_What the exercise asks_
Locate and copy each line in the data that contains the word "presentes".
----- Record extracts
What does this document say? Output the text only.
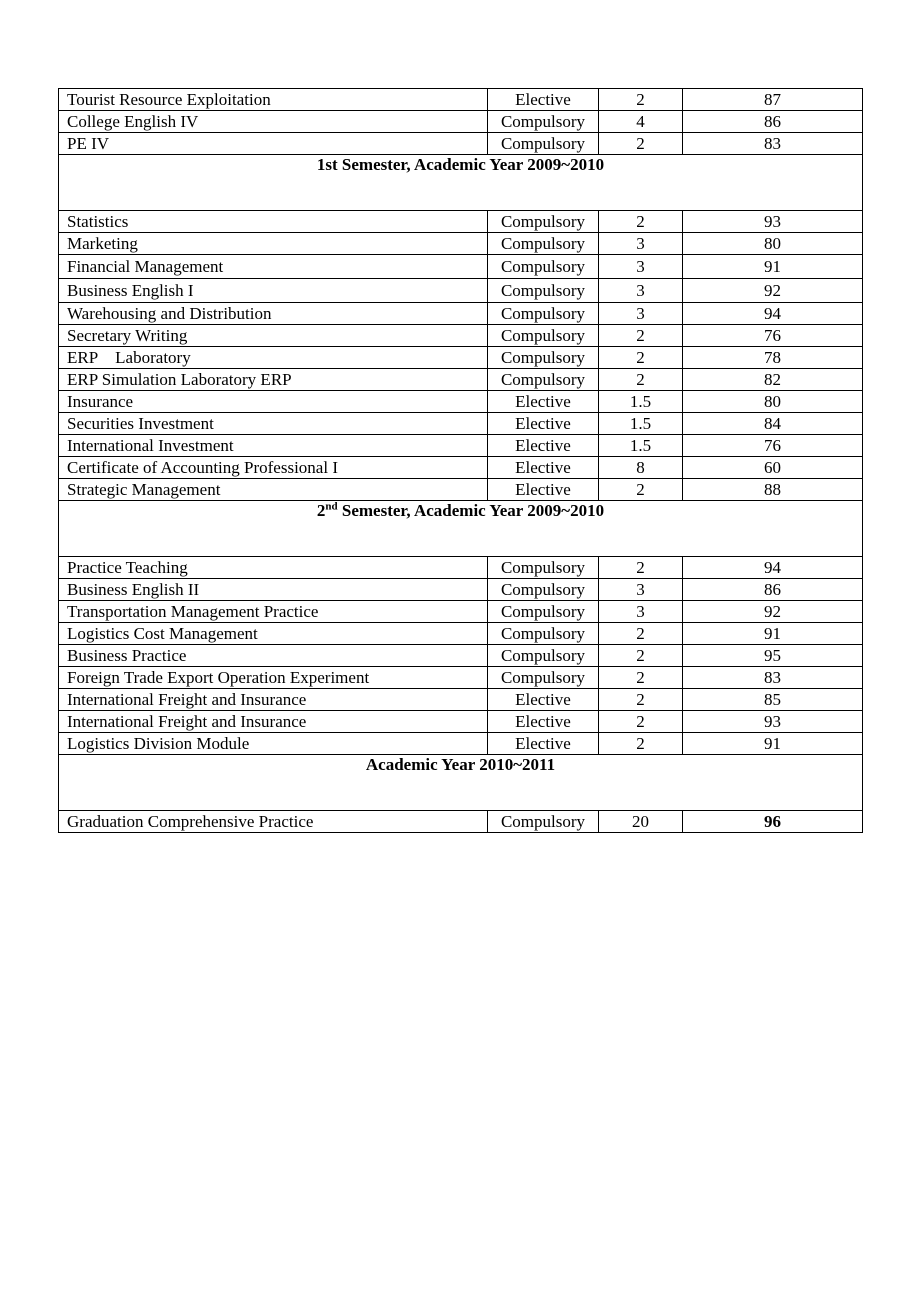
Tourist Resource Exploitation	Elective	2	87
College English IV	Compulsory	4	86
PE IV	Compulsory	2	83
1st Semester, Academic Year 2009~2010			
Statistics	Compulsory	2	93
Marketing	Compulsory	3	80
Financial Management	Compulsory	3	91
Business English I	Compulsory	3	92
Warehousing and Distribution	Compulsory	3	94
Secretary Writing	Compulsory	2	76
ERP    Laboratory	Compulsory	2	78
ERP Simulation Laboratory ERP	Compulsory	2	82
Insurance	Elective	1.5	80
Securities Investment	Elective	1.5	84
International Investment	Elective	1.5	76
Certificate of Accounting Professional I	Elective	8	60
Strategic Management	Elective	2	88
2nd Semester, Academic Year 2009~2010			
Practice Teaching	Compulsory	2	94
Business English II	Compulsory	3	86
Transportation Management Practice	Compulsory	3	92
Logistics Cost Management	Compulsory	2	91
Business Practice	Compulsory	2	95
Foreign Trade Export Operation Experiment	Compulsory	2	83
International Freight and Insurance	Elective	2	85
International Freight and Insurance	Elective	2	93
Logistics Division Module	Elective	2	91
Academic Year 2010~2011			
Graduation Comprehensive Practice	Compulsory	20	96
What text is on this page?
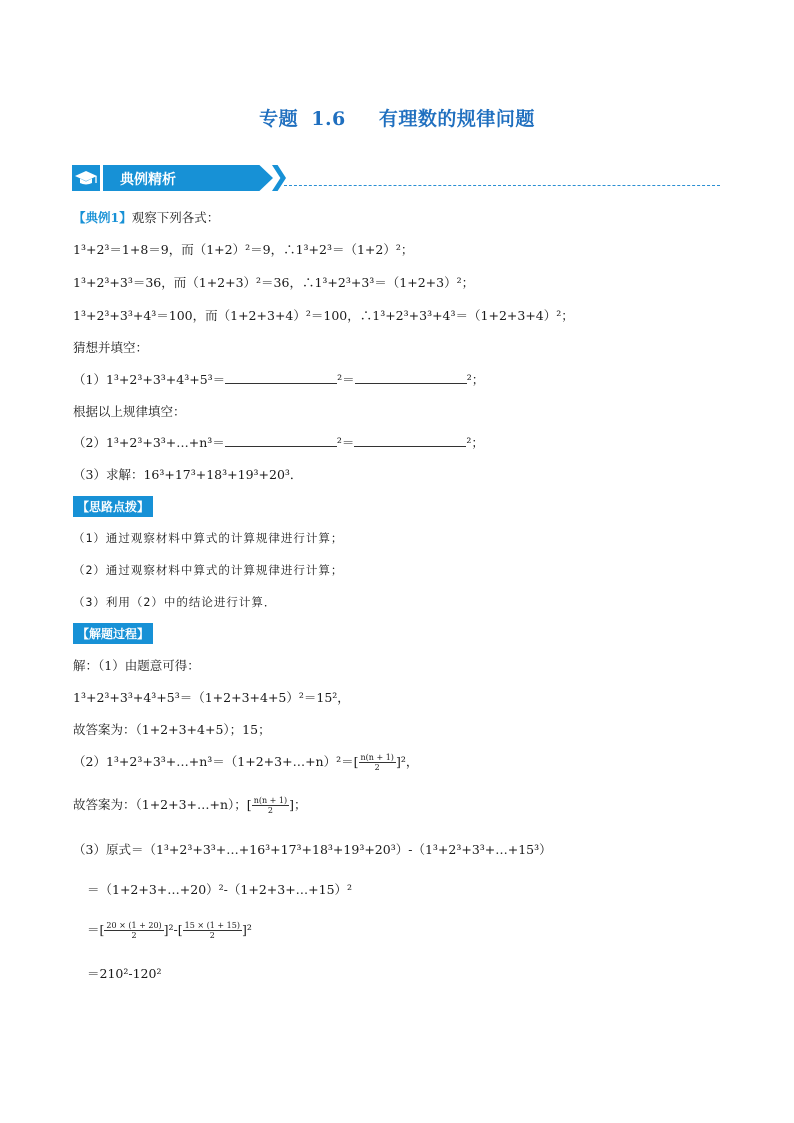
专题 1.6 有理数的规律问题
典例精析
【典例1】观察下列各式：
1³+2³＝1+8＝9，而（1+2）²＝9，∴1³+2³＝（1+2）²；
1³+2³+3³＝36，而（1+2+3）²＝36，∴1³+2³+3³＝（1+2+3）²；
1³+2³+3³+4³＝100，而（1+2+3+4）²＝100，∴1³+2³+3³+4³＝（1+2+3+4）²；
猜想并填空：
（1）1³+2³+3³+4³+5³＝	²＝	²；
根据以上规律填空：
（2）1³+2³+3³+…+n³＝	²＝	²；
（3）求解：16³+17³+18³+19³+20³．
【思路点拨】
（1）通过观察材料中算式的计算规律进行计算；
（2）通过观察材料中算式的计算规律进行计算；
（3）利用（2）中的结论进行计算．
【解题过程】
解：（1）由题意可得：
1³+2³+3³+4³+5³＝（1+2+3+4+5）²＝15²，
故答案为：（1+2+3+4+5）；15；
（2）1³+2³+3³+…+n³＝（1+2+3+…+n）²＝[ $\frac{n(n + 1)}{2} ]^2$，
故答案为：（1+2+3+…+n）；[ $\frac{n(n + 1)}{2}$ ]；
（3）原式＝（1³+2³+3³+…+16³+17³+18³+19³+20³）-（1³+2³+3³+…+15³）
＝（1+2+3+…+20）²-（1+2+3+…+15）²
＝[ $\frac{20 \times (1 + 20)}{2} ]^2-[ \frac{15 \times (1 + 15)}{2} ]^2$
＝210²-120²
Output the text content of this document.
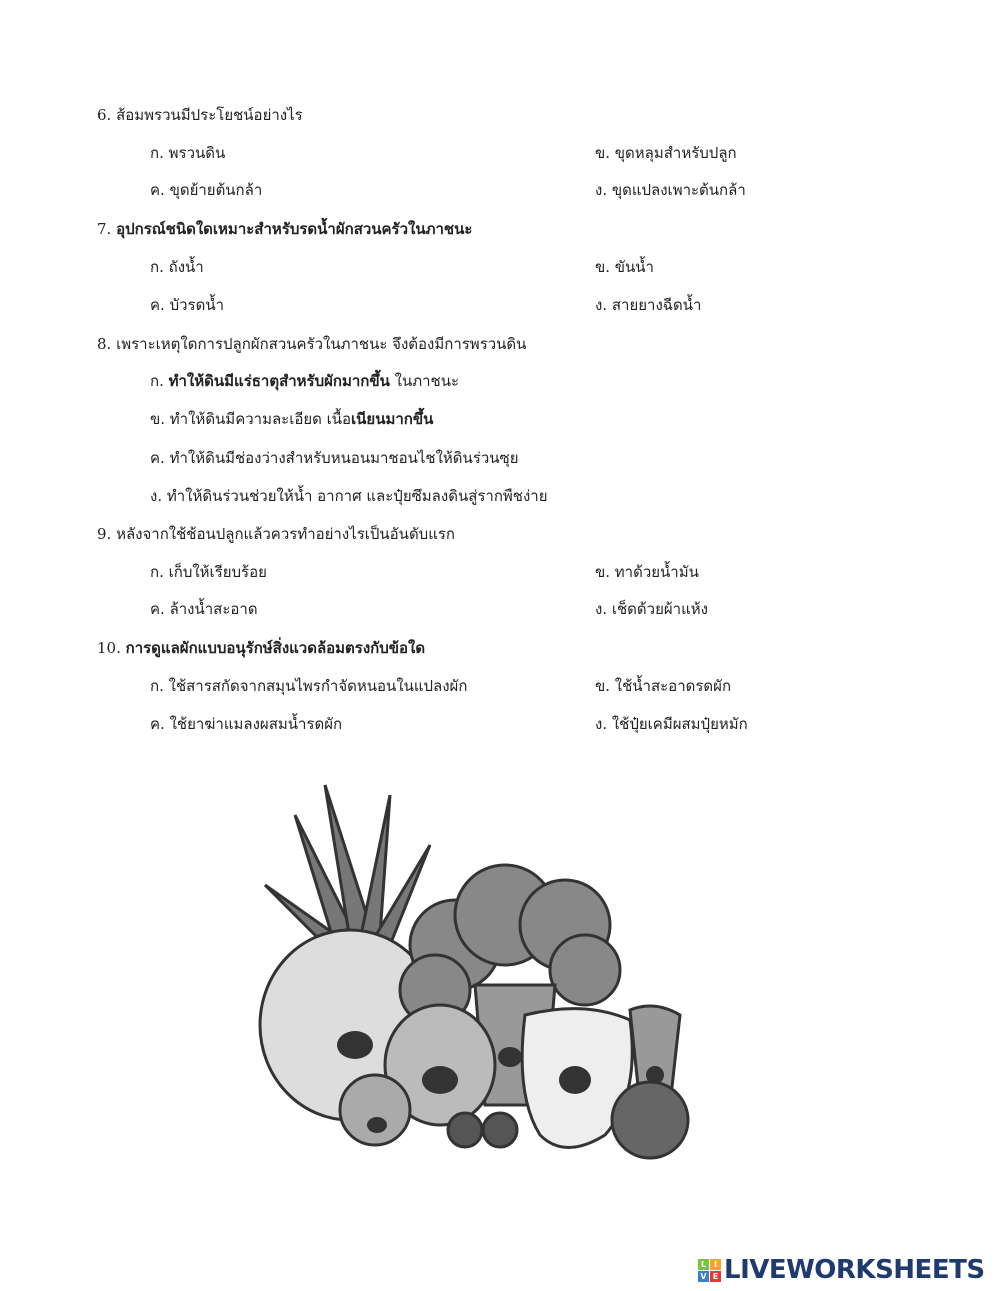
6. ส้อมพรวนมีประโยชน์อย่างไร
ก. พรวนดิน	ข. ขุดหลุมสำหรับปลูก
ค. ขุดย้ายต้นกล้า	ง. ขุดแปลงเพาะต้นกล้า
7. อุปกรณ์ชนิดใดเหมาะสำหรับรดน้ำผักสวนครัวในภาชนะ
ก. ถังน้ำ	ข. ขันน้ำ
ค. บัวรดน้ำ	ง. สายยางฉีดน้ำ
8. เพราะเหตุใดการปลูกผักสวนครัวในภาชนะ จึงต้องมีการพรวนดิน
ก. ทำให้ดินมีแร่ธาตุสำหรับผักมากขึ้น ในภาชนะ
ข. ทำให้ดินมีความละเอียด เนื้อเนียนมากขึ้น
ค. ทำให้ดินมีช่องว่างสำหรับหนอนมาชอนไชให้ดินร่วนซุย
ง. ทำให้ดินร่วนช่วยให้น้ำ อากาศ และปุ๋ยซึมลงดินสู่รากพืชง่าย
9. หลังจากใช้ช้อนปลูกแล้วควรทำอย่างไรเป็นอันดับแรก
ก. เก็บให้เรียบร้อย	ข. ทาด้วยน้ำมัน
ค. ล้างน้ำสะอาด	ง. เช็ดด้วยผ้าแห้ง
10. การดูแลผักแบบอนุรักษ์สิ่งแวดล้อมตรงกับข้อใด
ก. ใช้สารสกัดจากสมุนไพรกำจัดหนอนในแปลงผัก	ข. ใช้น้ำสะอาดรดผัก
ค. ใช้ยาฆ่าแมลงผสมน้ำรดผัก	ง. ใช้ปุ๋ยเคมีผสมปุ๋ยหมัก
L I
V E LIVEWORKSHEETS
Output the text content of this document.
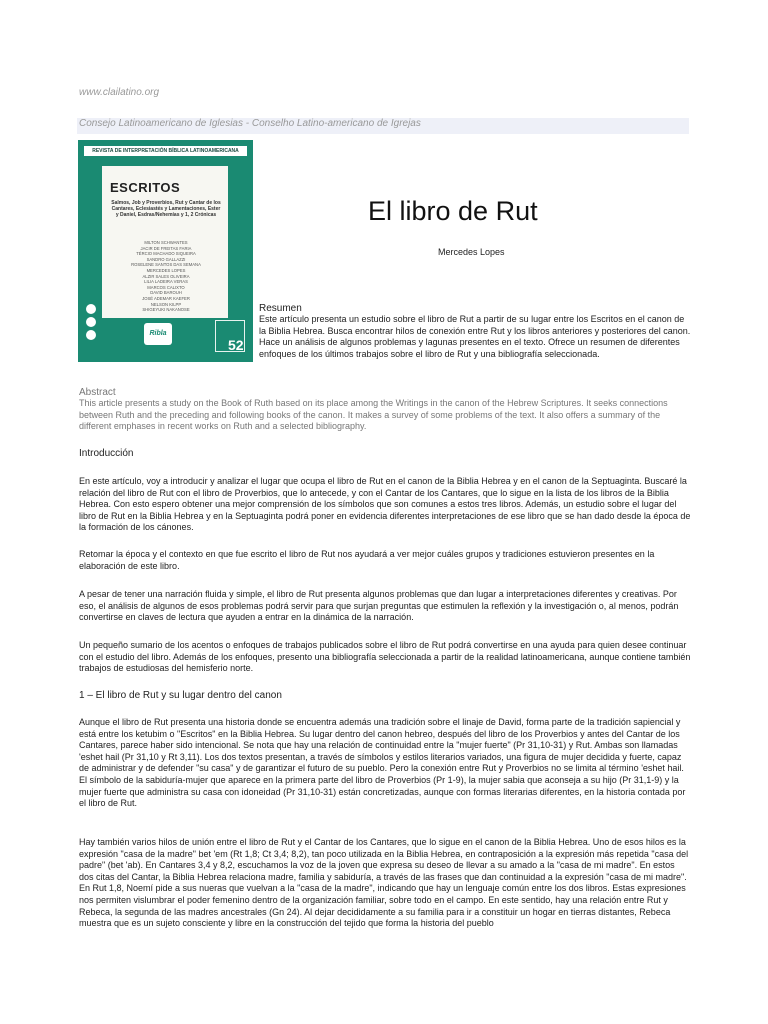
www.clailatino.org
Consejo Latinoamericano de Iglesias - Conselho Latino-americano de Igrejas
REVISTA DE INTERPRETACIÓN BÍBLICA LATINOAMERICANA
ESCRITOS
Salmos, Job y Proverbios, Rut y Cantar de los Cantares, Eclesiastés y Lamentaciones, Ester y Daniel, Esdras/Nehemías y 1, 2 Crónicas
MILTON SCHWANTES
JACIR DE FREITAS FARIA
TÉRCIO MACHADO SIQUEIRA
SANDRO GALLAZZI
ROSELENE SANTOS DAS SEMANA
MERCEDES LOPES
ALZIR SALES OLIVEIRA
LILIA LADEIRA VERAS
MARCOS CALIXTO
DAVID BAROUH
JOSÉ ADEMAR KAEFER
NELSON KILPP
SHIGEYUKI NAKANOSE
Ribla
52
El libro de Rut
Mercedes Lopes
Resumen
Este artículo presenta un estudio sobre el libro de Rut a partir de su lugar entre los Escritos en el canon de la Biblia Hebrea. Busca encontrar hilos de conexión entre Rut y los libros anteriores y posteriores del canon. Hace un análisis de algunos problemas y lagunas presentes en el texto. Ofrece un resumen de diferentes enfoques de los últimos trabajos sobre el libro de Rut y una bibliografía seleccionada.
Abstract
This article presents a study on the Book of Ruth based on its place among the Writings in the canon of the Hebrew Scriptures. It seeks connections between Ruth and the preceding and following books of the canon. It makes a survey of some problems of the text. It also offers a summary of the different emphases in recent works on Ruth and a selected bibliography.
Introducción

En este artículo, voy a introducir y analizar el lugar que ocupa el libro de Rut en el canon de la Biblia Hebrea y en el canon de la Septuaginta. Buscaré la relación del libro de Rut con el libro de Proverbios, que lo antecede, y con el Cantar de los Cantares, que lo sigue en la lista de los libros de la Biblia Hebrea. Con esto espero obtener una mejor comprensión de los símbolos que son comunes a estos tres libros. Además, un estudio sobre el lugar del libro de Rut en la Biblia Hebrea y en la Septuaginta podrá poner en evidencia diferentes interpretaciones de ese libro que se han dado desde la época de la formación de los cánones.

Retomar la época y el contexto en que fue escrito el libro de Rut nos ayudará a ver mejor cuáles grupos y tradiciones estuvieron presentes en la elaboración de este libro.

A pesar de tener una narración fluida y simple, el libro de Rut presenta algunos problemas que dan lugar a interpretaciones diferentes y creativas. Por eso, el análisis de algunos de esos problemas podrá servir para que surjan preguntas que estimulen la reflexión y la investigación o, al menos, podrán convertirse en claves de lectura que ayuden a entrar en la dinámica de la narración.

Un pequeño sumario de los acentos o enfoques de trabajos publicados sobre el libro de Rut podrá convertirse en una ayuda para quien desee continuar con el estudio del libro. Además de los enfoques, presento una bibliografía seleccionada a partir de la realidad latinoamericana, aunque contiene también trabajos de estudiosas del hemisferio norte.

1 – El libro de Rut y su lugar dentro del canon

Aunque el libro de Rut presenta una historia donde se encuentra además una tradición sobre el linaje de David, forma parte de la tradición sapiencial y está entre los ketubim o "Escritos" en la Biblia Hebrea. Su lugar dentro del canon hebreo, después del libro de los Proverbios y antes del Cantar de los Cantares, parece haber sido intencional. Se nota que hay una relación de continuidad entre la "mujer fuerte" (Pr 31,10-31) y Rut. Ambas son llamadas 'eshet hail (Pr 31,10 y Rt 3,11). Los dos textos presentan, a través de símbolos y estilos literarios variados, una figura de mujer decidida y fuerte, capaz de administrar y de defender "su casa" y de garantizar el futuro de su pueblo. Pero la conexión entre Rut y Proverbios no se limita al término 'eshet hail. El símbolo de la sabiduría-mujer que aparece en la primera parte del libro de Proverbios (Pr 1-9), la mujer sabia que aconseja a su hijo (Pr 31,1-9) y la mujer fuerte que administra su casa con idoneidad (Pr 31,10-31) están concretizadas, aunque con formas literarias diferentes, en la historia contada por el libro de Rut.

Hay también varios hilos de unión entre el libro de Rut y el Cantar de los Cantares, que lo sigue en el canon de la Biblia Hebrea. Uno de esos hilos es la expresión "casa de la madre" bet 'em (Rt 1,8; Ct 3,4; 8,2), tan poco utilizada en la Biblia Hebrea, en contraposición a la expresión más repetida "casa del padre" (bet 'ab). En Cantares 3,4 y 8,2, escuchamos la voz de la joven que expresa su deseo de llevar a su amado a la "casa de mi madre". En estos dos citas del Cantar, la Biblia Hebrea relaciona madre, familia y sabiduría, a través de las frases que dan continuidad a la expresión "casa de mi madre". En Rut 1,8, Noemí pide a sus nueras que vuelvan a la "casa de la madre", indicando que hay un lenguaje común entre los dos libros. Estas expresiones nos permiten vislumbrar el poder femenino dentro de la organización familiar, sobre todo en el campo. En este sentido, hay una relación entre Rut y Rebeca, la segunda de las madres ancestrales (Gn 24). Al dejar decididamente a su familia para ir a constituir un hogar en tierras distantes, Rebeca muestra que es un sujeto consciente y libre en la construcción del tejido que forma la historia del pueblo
----------
_Output for this task_
Este artículo presenta un estudio sobre el libro de Rut a partir de su lugar entre los Escritos en el canon de la Biblia Hebrea. Busca encontrar hilos de conexión entre Rut y los libros anteriores y posteriores del canon. Hace un análisis de algunos problemas y lagunas presentes en el texto. Ofrece un resumen de diferentes enfoques de los últimos trabajos sobre el libro de Rut y una bibliografía seleccionada.
Retomar la época y el contexto en que fue escrito el libro de Rut nos ayudará a ver mejor cuáles grupos y tradiciones estuvieron presentes en la elaboración de este libro.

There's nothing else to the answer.